What is required — Show every line in the records below that contains the word "Papillary".

** start of Data section **

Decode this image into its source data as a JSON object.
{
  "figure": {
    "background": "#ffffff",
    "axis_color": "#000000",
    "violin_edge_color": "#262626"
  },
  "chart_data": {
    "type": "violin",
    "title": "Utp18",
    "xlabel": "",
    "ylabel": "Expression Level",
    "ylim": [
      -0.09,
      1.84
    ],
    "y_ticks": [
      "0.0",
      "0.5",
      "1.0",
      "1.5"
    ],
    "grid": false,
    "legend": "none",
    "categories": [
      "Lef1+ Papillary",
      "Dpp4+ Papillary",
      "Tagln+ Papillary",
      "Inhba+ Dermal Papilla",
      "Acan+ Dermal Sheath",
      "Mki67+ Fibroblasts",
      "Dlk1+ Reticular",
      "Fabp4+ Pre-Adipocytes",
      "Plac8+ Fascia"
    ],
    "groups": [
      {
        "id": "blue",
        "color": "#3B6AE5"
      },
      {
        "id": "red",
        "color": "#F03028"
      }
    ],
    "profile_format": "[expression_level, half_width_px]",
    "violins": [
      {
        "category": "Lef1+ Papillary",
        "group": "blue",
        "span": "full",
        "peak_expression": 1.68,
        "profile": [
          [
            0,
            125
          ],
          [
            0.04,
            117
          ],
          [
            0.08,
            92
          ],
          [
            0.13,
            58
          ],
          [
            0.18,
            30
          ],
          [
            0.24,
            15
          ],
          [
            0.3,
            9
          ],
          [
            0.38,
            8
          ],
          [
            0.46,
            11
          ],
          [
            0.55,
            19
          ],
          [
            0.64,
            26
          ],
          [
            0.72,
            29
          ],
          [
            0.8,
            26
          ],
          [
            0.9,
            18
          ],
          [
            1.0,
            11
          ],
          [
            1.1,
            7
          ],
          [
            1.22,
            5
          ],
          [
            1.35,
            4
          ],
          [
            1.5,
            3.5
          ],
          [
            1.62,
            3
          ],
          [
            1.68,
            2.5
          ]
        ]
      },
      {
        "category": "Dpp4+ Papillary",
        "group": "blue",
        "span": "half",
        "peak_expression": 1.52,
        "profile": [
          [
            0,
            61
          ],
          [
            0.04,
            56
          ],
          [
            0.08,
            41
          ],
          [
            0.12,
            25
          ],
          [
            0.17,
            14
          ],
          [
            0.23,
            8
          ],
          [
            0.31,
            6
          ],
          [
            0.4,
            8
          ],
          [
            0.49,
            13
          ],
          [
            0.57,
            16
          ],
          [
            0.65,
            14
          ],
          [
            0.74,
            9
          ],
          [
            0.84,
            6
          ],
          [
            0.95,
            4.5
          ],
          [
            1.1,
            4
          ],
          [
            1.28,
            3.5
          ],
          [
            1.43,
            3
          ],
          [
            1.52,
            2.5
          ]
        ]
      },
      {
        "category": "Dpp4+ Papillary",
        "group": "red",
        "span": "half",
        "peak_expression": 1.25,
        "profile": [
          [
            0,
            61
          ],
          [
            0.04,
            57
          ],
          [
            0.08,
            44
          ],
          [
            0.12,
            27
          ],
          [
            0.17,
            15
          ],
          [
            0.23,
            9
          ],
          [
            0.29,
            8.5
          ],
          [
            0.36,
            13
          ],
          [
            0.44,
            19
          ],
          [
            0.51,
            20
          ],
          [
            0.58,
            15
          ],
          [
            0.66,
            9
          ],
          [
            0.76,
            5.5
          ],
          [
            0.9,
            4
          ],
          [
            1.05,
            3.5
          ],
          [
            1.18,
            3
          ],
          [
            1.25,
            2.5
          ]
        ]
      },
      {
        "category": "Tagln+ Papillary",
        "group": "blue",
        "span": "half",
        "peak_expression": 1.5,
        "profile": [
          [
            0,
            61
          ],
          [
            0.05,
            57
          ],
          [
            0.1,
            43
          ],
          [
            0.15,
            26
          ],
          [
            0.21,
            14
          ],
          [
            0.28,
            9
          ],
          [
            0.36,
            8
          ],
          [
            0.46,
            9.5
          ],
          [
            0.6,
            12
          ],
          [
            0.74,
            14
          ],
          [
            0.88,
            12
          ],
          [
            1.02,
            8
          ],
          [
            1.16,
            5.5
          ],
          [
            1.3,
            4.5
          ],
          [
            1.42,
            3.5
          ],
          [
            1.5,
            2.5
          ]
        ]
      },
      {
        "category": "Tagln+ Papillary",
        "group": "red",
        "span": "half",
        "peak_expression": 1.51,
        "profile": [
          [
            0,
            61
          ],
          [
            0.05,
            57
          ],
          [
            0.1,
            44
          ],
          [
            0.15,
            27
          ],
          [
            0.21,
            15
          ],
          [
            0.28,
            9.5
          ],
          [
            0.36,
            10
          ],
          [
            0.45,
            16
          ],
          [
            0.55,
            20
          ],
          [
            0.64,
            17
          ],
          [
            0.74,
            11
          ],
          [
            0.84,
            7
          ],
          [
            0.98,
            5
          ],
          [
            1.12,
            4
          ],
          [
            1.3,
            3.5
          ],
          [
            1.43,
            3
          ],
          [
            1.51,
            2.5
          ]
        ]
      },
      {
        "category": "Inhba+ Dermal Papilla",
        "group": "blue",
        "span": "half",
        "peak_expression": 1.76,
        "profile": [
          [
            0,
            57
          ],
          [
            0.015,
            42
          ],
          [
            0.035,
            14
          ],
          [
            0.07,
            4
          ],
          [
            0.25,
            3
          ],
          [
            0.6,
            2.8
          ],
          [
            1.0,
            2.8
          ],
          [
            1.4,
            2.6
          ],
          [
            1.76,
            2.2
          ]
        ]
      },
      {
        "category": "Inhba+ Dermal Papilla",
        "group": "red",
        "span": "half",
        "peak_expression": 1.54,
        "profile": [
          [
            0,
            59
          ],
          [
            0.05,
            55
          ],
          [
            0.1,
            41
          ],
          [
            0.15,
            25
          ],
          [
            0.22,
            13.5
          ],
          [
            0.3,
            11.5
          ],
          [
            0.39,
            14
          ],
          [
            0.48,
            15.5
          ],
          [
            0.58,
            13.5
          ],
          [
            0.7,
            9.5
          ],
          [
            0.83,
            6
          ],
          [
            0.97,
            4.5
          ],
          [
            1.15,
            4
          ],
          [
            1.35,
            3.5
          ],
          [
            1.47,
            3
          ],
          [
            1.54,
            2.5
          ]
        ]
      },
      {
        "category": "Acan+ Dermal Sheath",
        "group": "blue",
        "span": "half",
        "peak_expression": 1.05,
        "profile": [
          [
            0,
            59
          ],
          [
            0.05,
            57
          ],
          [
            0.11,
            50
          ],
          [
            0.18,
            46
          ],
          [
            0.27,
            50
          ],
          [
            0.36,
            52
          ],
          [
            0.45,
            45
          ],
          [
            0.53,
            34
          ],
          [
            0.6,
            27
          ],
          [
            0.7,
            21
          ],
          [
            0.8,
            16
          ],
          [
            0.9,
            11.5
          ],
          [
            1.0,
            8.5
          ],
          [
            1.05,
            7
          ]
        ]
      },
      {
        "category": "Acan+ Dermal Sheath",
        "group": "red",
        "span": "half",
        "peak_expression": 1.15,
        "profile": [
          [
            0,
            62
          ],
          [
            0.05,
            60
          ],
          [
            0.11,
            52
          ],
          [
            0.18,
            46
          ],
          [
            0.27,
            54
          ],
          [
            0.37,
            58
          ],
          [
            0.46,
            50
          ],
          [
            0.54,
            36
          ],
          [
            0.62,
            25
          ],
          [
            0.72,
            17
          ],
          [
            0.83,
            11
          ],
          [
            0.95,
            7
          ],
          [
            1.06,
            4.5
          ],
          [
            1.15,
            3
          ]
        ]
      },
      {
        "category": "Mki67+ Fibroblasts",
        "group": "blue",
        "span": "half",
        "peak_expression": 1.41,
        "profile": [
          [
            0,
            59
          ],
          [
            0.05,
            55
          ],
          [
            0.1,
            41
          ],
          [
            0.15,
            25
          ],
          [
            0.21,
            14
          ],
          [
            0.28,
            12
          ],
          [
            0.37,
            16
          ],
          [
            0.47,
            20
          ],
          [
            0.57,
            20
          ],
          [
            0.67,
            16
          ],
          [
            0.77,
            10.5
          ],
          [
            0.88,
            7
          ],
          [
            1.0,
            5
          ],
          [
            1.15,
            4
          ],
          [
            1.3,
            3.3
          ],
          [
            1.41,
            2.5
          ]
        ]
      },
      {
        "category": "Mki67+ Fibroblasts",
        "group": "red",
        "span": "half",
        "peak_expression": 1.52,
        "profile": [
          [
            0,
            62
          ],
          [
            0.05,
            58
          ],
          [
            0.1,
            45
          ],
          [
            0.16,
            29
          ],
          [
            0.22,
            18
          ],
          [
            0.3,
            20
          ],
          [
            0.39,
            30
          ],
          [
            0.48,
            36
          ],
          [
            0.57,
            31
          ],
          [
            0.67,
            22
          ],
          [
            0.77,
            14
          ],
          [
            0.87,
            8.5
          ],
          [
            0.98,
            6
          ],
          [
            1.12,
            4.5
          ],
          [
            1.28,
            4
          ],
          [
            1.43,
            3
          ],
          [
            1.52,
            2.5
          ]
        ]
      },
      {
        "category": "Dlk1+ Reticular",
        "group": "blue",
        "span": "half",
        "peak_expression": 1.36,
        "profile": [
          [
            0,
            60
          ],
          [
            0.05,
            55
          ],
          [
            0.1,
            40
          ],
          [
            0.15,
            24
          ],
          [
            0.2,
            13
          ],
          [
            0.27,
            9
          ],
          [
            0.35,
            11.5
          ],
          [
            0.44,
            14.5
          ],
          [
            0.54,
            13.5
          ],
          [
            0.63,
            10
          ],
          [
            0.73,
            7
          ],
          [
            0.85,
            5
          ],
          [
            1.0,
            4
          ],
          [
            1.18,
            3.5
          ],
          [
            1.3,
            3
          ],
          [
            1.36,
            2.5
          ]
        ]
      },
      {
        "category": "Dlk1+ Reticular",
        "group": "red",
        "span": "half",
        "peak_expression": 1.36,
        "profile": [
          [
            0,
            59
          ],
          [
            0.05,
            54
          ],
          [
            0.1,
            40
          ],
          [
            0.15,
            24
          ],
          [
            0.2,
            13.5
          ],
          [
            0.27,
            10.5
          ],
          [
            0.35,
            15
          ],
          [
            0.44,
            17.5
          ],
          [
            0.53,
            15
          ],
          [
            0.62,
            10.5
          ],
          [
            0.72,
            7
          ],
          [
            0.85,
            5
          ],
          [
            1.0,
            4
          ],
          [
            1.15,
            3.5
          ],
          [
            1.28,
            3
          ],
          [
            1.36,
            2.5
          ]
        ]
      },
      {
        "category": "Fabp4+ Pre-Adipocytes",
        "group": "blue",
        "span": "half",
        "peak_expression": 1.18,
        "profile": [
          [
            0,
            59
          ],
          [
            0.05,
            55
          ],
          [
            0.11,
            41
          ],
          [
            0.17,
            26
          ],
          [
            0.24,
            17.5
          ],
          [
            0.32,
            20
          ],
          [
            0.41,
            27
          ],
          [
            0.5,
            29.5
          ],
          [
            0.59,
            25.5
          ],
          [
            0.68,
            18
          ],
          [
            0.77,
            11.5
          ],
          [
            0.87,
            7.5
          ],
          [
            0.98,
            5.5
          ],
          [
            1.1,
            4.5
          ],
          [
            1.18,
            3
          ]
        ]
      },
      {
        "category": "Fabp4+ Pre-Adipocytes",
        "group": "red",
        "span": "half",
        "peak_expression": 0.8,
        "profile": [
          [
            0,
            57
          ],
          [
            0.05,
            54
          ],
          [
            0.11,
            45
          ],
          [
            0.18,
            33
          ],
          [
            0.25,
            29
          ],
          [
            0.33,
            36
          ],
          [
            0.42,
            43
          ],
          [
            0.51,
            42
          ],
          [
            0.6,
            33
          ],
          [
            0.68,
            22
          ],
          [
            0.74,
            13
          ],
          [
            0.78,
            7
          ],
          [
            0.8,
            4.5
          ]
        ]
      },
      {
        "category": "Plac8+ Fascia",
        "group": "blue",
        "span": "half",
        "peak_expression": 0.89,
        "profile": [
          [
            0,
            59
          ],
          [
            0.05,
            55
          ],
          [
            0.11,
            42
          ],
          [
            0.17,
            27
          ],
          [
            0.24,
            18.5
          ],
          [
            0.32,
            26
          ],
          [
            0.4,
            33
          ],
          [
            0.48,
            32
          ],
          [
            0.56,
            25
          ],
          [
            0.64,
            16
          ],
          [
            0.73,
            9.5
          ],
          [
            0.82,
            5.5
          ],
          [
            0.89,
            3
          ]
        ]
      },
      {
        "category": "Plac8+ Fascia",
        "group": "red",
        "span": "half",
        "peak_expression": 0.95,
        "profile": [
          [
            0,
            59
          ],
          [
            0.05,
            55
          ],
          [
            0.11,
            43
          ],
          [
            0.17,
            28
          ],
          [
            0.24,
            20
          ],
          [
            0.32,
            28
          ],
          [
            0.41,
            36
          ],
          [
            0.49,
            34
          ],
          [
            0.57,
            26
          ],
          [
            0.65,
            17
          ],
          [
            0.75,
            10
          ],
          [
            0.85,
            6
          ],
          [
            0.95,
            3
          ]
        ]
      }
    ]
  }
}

** end of Data section **

Output below —
      "Lef1+ Papillary",
      "Dpp4+ Papillary",
      "Tagln+ Papillary",
        "category": "Lef1+ Papillary",
        "category": "Dpp4+ Papillary",
        "category": "Dpp4+ Papillary",
        "category": "Tagln+ Papillary",
        "category": "Tagln+ Papillary",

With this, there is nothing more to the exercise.